■ **SET TASK**
Extend the devotional below about the hike from Whitewater Falls to Sloan Bridge, picking up right after its last sentence.

■ **PASSAGE**
▼

Saturday, July 21, 2018

Our Journey - Martin Wiles

For I was born a sinner— yes, from the moment my mother conceived me. Psalm 51:5 NLT
Our journey took us through hardwood forests on a path littered with rocks, roots, and narrow ledges.
For the first time in twelve years, my daughter and I hiked together. I hoped this would be the beginning of regular hikes again.
Our journey was one we’d taken before. A ten-mile stretch beginning at Whitewater Falls—just across the North Carolina line—and ending at Sloan Bridge. I was older and had more aches and pains than I did the last time we hiked. I warned her my pace might be slower.
Along the way, sweat poured from my body. My feet ached because my shoes were too narrow. My knees throbbed every time we hit a downhill stretch. I occasionally wondered whether I was going to make it, but each time I told myself I could.
After a few short breaks, we arrived at the end. I was glad I could still master mountain hiking, and I was even happier that I had a few hours to journey with my daughter.
Life, too, is a journey, but one the psalmist says begins in sin. The verse doesn’t mean his mother was involved in a sinful relationship when she conceived him but that he was born a sinner because she was a sinner. As was her mother and father and their mother and father—and so on back to the time when the first humans decided to disobey God.

▲

■ **SUPPLIED MATERIAL**

▼

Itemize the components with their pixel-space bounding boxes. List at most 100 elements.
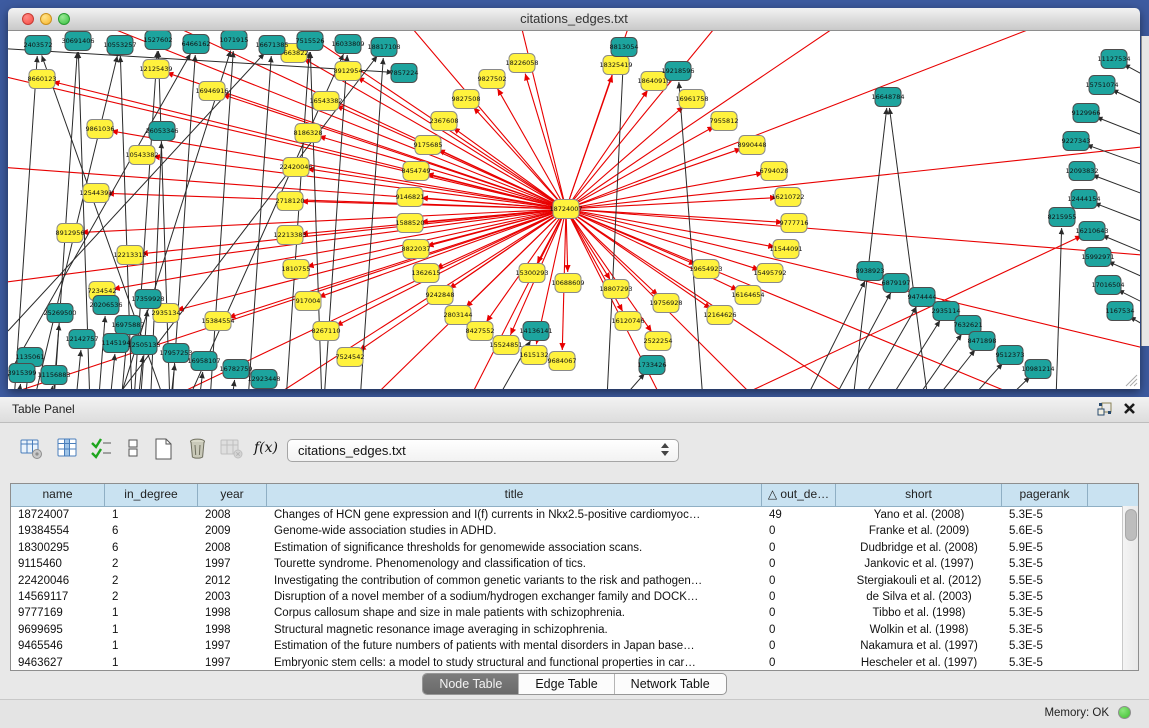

▲

■ **OUTPUT FOR THIS TASK**
Our journey begins with a sinful nature that controls us. Like my hike, this nature takes me over rough and rocky areas. Unlike my hike, I have no chance of finishing the course successfully without help. My sinful nature dooms me unless someone intervenes.
While the wages of sin are death, the gift of God is eternal life through Jesus Christ. I was able to summon the inner fortitude to finish the hike, but I can’t do this with my sinful nature. Only Christ can take it away and give me a new nature, and He does so when I admit my sinfulness and plead for His forgiveness.
Because of prior conditioning, I was able to complete the ten-mile hike. I can also complete the journey of life with a hope for eternal life in heaven—but only with Christ’s help.
Don’t depend on anyone or anything but Christ to help you finish life’s journey.

Prayer: Father, thank You for the gift of Your Son. May we make our life’s journey with Him by our side and in our heart.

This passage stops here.